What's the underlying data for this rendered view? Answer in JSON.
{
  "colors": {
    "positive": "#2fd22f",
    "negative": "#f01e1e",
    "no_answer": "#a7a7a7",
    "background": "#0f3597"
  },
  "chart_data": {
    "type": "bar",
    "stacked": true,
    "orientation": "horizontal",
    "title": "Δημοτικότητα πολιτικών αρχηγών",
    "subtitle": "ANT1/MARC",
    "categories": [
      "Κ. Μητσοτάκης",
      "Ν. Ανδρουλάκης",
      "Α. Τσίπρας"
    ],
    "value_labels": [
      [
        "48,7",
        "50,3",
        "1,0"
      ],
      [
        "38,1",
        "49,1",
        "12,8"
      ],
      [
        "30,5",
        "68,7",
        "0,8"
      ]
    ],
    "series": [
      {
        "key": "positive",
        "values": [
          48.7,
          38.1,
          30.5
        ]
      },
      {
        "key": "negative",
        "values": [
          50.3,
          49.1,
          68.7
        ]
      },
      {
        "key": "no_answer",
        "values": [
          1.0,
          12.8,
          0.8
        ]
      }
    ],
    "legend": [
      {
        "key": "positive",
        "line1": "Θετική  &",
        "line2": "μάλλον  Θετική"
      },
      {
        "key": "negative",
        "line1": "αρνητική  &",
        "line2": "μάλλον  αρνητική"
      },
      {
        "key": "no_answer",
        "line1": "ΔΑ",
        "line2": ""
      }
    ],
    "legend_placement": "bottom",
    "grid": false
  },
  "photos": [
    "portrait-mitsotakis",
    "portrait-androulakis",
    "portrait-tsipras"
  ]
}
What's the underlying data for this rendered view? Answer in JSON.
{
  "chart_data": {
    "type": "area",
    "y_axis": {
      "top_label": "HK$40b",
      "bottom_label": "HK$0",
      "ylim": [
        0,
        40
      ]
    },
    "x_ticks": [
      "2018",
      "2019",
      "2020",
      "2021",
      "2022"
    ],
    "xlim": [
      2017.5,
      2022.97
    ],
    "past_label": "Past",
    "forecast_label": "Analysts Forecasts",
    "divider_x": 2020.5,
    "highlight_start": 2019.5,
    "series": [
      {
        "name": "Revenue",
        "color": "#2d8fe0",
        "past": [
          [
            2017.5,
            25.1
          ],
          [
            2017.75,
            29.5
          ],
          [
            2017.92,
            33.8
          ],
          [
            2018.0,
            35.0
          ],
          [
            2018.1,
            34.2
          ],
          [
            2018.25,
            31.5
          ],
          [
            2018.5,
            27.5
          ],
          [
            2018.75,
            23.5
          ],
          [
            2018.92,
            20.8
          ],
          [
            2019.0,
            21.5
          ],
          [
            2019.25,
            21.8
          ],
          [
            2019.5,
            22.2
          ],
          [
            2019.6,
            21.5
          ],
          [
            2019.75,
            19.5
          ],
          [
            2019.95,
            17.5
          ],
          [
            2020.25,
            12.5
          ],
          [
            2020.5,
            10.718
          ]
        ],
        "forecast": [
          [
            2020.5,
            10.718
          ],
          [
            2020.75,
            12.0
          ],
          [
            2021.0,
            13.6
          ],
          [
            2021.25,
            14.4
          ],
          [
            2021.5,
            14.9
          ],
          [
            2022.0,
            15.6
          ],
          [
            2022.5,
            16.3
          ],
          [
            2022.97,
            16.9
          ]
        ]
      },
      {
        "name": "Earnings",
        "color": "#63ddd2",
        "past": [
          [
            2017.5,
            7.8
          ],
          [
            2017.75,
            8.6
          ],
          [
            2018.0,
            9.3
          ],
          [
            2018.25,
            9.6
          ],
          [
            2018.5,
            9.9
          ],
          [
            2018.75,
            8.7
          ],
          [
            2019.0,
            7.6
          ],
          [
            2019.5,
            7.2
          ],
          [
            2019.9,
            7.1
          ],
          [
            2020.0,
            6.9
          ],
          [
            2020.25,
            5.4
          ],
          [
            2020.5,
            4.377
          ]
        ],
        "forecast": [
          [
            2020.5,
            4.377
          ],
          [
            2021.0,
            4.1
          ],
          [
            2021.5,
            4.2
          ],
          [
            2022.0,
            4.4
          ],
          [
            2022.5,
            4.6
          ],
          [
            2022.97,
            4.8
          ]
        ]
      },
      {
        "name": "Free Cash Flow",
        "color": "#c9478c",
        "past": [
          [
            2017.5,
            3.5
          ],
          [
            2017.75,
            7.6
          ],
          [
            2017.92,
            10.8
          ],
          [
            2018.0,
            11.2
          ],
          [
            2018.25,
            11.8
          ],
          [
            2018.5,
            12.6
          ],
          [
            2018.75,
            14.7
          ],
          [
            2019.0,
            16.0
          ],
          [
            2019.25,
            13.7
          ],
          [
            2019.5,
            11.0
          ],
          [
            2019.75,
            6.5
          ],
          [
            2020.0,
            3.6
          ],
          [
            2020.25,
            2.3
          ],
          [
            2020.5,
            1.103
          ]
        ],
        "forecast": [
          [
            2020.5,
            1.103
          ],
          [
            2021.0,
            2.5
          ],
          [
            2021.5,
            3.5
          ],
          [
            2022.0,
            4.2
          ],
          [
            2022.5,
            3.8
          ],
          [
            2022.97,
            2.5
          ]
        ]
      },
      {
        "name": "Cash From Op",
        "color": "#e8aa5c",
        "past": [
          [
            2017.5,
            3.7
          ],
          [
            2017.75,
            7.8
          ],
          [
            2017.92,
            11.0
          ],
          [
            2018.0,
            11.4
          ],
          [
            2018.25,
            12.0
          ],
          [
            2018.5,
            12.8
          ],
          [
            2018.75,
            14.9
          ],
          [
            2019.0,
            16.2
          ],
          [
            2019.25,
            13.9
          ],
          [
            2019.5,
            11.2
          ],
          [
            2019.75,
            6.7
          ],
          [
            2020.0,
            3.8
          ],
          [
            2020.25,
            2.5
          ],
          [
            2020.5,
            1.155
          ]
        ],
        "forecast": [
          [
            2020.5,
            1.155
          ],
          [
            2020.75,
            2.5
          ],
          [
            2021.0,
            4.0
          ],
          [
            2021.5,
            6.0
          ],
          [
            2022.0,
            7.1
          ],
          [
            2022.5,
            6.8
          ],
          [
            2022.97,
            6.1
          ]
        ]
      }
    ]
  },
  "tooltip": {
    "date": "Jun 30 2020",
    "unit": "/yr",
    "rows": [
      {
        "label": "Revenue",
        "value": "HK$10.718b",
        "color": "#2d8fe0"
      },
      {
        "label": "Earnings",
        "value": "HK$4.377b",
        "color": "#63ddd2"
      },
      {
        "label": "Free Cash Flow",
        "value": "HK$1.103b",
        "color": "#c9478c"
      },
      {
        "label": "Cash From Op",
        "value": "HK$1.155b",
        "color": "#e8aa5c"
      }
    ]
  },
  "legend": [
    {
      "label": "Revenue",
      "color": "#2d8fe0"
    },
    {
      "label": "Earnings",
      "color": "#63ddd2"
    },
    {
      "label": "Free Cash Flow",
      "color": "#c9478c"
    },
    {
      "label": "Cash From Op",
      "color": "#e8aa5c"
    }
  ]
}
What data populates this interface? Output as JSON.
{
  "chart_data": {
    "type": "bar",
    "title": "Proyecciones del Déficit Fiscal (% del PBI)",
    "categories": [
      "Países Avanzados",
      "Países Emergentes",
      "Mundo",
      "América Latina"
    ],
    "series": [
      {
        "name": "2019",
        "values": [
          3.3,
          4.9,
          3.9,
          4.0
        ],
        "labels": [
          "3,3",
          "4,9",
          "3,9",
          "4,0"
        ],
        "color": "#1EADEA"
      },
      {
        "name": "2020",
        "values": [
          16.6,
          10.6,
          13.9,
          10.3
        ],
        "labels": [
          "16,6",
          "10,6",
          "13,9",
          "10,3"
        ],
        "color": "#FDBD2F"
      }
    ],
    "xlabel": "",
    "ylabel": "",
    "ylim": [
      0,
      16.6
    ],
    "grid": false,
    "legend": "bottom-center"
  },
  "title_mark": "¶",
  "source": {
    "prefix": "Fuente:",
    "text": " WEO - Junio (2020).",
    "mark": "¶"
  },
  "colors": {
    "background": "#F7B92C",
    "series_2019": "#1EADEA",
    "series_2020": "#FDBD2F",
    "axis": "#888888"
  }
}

== == ==

→ **What to work on**
Select all lines in the listing above where the word "Free" appears, and show them.

→ **Response to this exercise**
        "name": "Free Cash Flow",
        "label": "Free Cash Flow",
      "label": "Free Cash Flow",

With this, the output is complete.